-------- Material provided --------
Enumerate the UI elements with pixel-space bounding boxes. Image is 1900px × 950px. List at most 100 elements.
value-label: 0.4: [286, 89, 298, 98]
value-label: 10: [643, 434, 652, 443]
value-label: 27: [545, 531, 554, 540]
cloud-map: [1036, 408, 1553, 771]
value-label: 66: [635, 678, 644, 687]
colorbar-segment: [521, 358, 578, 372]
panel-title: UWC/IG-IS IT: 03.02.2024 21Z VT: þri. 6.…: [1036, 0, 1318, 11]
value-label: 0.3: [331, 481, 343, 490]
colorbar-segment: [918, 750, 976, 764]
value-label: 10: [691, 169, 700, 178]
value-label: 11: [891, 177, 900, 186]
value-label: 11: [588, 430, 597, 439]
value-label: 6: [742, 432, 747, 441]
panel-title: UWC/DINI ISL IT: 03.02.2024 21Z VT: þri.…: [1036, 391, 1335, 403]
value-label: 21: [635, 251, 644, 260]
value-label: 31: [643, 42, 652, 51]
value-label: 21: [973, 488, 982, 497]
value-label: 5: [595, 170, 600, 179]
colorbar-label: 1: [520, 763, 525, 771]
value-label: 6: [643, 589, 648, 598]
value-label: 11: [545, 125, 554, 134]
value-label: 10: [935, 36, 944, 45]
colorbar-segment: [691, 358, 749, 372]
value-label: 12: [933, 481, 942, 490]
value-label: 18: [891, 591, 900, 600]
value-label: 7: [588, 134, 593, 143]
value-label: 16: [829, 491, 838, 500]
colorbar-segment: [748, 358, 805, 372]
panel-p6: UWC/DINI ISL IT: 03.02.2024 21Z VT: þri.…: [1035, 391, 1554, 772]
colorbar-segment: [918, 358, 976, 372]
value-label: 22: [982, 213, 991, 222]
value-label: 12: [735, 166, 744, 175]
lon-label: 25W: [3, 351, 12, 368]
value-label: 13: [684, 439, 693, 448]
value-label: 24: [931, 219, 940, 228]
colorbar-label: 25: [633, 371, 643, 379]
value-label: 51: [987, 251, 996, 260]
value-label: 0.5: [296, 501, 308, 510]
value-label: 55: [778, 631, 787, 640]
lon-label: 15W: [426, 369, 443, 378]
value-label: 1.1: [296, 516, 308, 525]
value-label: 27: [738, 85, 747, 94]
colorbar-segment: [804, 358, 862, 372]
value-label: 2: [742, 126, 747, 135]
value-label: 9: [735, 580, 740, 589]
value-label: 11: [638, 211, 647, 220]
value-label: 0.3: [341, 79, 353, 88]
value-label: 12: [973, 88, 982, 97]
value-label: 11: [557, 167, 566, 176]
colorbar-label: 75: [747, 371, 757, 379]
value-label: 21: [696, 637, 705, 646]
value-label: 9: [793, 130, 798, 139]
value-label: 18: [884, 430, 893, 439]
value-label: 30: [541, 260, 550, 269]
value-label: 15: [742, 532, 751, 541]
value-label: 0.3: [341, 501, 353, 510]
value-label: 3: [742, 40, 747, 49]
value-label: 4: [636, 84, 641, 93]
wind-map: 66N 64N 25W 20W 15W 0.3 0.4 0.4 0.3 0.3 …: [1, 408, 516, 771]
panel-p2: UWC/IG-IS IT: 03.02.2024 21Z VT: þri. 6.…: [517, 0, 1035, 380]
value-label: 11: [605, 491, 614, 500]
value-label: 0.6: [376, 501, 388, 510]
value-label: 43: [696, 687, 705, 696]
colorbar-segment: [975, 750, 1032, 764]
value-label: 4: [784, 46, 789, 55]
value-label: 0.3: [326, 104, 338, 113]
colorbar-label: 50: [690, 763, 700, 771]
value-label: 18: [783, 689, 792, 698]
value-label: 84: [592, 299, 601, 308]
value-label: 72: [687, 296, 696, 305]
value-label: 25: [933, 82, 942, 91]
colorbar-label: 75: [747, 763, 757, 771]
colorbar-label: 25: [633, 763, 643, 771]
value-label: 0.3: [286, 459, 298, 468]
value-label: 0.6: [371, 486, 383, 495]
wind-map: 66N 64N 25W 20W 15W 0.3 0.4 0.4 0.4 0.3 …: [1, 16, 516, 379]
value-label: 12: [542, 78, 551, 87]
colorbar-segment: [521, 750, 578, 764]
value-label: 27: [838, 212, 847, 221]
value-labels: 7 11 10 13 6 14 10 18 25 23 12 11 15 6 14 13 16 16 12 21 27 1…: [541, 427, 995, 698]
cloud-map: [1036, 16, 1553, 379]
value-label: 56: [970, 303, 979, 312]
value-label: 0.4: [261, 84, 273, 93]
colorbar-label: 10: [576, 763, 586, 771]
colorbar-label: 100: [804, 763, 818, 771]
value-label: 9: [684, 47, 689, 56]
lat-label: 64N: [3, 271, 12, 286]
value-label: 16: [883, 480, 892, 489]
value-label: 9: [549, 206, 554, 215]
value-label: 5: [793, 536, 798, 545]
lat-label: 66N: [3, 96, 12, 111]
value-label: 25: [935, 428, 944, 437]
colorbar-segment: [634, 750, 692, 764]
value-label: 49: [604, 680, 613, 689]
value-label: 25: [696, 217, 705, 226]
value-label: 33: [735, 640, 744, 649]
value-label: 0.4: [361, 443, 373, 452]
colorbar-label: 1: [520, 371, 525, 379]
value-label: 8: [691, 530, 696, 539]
--------
• Problem to work on: Pick out every line above that contains the string "wind" and copy each one. Letter case counts.

• Solution for this problem:
wind-map: 66N 64N 25W 20W 15W 0.3 0.4 0.4 0.3 0.3 …: [1, 408, 516, 771]
wind-map: 66N 64N 25W 20W 15W 0.3 0.4 0.4 0.4 0.3 …: [1, 16, 516, 379]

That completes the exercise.